Saved data entries

######

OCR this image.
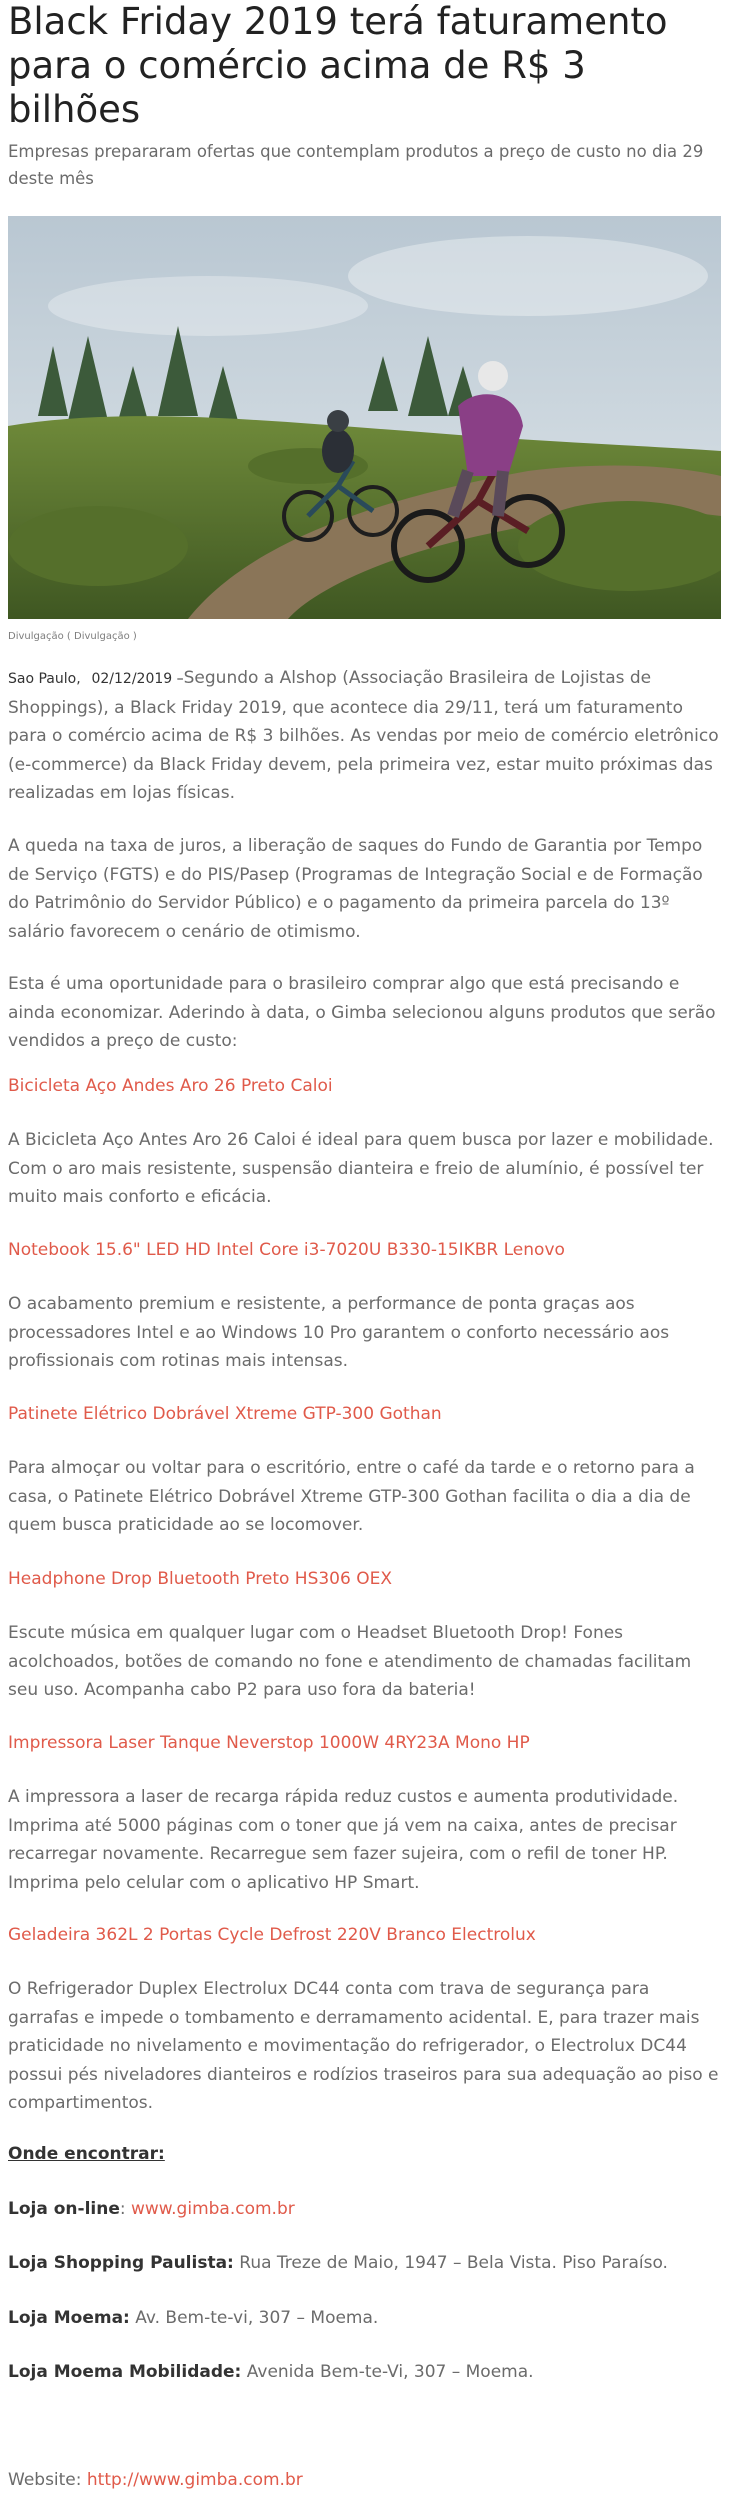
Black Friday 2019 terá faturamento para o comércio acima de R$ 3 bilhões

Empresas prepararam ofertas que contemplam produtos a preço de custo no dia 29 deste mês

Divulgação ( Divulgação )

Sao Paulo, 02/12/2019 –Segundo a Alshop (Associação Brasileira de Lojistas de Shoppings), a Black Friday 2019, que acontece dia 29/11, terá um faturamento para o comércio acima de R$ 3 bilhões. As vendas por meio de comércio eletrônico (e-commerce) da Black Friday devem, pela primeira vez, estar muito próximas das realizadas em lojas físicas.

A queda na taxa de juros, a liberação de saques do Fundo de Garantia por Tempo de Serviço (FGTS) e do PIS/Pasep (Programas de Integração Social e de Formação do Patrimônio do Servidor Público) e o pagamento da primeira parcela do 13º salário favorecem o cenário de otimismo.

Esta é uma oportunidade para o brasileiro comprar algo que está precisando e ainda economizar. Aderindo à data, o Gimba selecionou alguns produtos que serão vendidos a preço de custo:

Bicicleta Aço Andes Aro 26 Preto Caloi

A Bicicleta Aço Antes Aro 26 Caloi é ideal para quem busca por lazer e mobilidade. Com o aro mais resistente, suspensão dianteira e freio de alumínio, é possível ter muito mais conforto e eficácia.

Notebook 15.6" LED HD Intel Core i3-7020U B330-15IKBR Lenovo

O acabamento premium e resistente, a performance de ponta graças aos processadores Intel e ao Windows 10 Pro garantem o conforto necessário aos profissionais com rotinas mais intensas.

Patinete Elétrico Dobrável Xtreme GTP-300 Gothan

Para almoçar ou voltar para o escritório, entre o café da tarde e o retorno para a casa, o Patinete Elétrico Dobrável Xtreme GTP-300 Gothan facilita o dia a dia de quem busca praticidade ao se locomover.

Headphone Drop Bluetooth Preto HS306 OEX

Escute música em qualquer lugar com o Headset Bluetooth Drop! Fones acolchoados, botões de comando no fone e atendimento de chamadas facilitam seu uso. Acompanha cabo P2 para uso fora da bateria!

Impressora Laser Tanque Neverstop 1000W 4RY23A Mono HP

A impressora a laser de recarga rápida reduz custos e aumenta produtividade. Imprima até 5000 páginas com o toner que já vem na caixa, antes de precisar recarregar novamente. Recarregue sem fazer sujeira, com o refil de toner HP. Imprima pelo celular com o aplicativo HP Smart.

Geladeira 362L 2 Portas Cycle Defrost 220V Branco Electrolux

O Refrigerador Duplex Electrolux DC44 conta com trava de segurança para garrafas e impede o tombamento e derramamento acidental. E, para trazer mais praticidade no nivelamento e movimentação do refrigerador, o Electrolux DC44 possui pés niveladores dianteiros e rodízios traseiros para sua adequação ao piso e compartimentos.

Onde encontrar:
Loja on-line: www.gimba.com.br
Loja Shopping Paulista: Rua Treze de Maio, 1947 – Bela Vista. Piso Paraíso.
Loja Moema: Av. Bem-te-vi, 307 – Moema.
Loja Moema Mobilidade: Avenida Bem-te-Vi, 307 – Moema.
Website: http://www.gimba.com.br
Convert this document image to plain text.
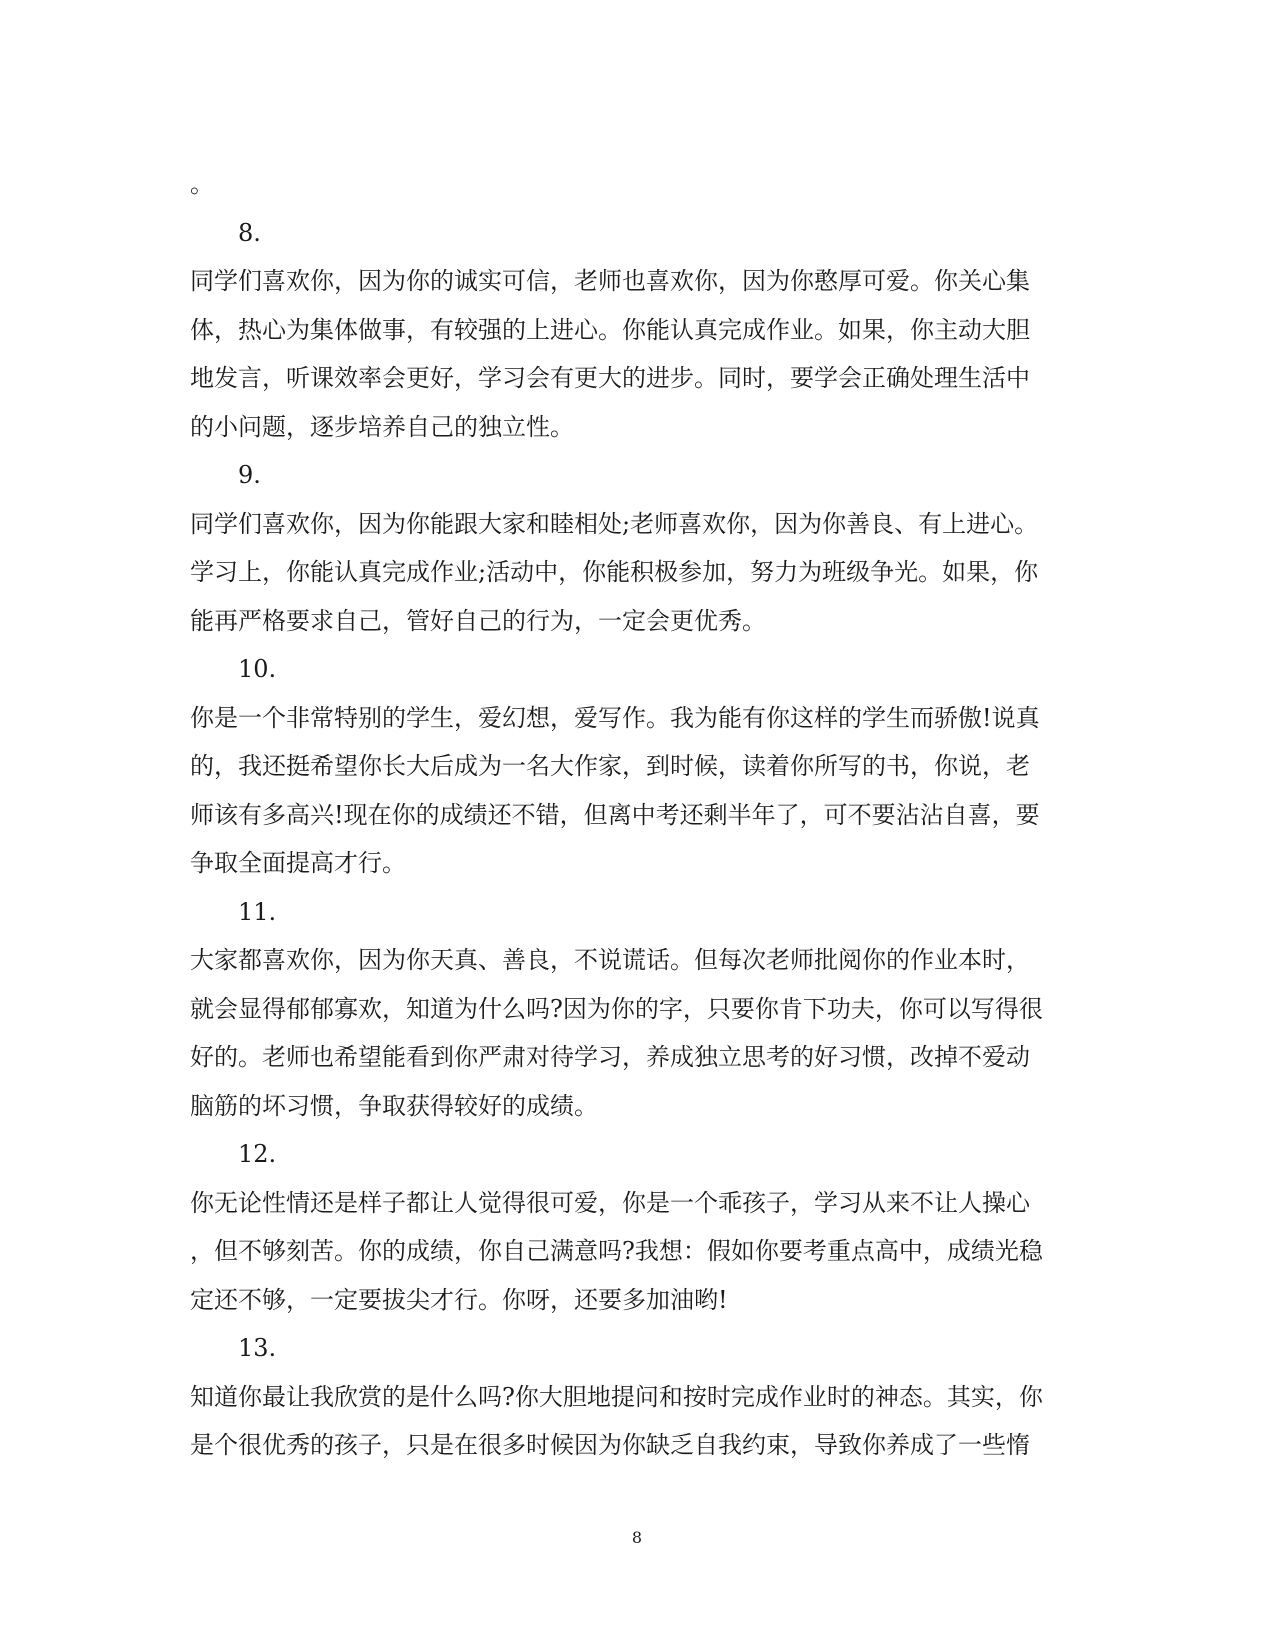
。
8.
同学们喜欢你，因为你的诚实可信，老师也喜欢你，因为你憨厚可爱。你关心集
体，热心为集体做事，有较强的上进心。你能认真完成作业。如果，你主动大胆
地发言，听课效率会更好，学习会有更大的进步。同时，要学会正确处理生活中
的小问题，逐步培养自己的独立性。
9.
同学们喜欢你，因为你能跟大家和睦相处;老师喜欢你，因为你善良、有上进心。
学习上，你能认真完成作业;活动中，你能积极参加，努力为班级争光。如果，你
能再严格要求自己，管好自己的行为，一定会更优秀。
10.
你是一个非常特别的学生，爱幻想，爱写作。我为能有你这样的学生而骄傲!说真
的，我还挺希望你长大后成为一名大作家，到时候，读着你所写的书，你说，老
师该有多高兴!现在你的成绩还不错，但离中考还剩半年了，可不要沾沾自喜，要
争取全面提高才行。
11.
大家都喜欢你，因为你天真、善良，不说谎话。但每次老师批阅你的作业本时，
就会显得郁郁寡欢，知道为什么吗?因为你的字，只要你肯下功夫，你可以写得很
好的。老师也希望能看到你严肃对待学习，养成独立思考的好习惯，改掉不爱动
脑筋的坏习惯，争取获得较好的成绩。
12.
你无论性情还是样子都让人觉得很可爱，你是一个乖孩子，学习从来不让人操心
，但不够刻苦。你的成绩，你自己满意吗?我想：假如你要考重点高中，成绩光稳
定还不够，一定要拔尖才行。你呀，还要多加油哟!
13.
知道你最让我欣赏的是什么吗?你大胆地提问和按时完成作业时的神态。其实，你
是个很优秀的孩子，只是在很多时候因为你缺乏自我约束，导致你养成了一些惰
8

######

Excluding the pictures, restate the records above word for word.

Output of the exercise:
OCR this image.
Black Friday 2019 terá faturamento para o comércio acima de R$ 3 bilhões

Empresas prepararam ofertas que contemplam produtos a preço de custo no dia 29 deste mês

Divulgação ( Divulgação )

Sao Paulo, 02/12/2019 –Segundo a Alshop (Associação Brasileira de Lojistas de Shoppings), a Black Friday 2019, que acontece dia 29/11, terá um faturamento para o comércio acima de R$ 3 bilhões. As vendas por meio de comércio eletrônico (e-commerce) da Black Friday devem, pela primeira vez, estar muito próximas das realizadas em lojas físicas.

A queda na taxa de juros, a liberação de saques do Fundo de Garantia por Tempo de Serviço (FGTS) e do PIS/Pasep (Programas de Integração Social e de Formação do Patrimônio do Servidor Público) e o pagamento da primeira parcela do 13º salário favorecem o cenário de otimismo.

Esta é uma oportunidade para o brasileiro comprar algo que está precisando e ainda economizar. Aderindo à data, o Gimba selecionou alguns produtos que serão vendidos a preço de custo:

Bicicleta Aço Andes Aro 26 Preto Caloi

A Bicicleta Aço Antes Aro 26 Caloi é ideal para quem busca por lazer e mobilidade. Com o aro mais resistente, suspensão dianteira e freio de alumínio, é possível ter muito mais conforto e eficácia.

Notebook 15.6" LED HD Intel Core i3-7020U B330-15IKBR Lenovo

O acabamento premium e resistente, a performance de ponta graças aos processadores Intel e ao Windows 10 Pro garantem o conforto necessário aos profissionais com rotinas mais intensas.

Patinete Elétrico Dobrável Xtreme GTP-300 Gothan

Para almoçar ou voltar para o escritório, entre o café da tarde e o retorno para a casa, o Patinete Elétrico Dobrável Xtreme GTP-300 Gothan facilita o dia a dia de quem busca praticidade ao se locomover.

Headphone Drop Bluetooth Preto HS306 OEX

Escute música em qualquer lugar com o Headset Bluetooth Drop! Fones acolchoados, botões de comando no fone e atendimento de chamadas facilitam seu uso. Acompanha cabo P2 para uso fora da bateria!

Impressora Laser Tanque Neverstop 1000W 4RY23A Mono HP

A impressora a laser de recarga rápida reduz custos e aumenta produtividade. Imprima até 5000 páginas com o toner que já vem na caixa, antes de precisar recarregar novamente. Recarregue sem fazer sujeira, com o refil de toner HP. Imprima pelo celular com o aplicativo HP Smart.

Geladeira 362L 2 Portas Cycle Defrost 220V Branco Electrolux

O Refrigerador Duplex Electrolux DC44 conta com trava de segurança para garrafas e impede o tombamento e derramamento acidental. E, para trazer mais praticidade no nivelamento e movimentação do refrigerador, o Electrolux DC44 possui pés niveladores dianteiros e rodízios traseiros para sua adequação ao piso e compartimentos.

Onde encontrar:
Loja on-line: www.gimba.com.br
Loja Shopping Paulista: Rua Treze de Maio, 1947 – Bela Vista. Piso Paraíso.
Loja Moema: Av. Bem-te-vi, 307 – Moema.
Loja Moema Mobilidade: Avenida Bem-te-Vi, 307 – Moema.
Website: http://www.gimba.com.br
Convert this document image to plain text.
。
8.
同学们喜欢你，因为你的诚实可信，老师也喜欢你，因为你憨厚可爱。你关心集
体，热心为集体做事，有较强的上进心。你能认真完成作业。如果，你主动大胆
地发言，听课效率会更好，学习会有更大的进步。同时，要学会正确处理生活中
的小问题，逐步培养自己的独立性。
9.
同学们喜欢你，因为你能跟大家和睦相处;老师喜欢你，因为你善良、有上进心。
学习上，你能认真完成作业;活动中，你能积极参加，努力为班级争光。如果，你
能再严格要求自己，管好自己的行为，一定会更优秀。
10.
你是一个非常特别的学生，爱幻想，爱写作。我为能有你这样的学生而骄傲!说真
的，我还挺希望你长大后成为一名大作家，到时候，读着你所写的书，你说，老
师该有多高兴!现在你的成绩还不错，但离中考还剩半年了，可不要沾沾自喜，要
争取全面提高才行。
11.
大家都喜欢你，因为你天真、善良，不说谎话。但每次老师批阅你的作业本时，
就会显得郁郁寡欢，知道为什么吗?因为你的字，只要你肯下功夫，你可以写得很
好的。老师也希望能看到你严肃对待学习，养成独立思考的好习惯，改掉不爱动
脑筋的坏习惯，争取获得较好的成绩。
12.
你无论性情还是样子都让人觉得很可爱，你是一个乖孩子，学习从来不让人操心
，但不够刻苦。你的成绩，你自己满意吗?我想：假如你要考重点高中，成绩光稳
定还不够，一定要拔尖才行。你呀，还要多加油哟!
13.
知道你最让我欣赏的是什么吗?你大胆地提问和按时完成作业时的神态。其实，你
是个很优秀的孩子，只是在很多时候因为你缺乏自我约束，导致你养成了一些惰
8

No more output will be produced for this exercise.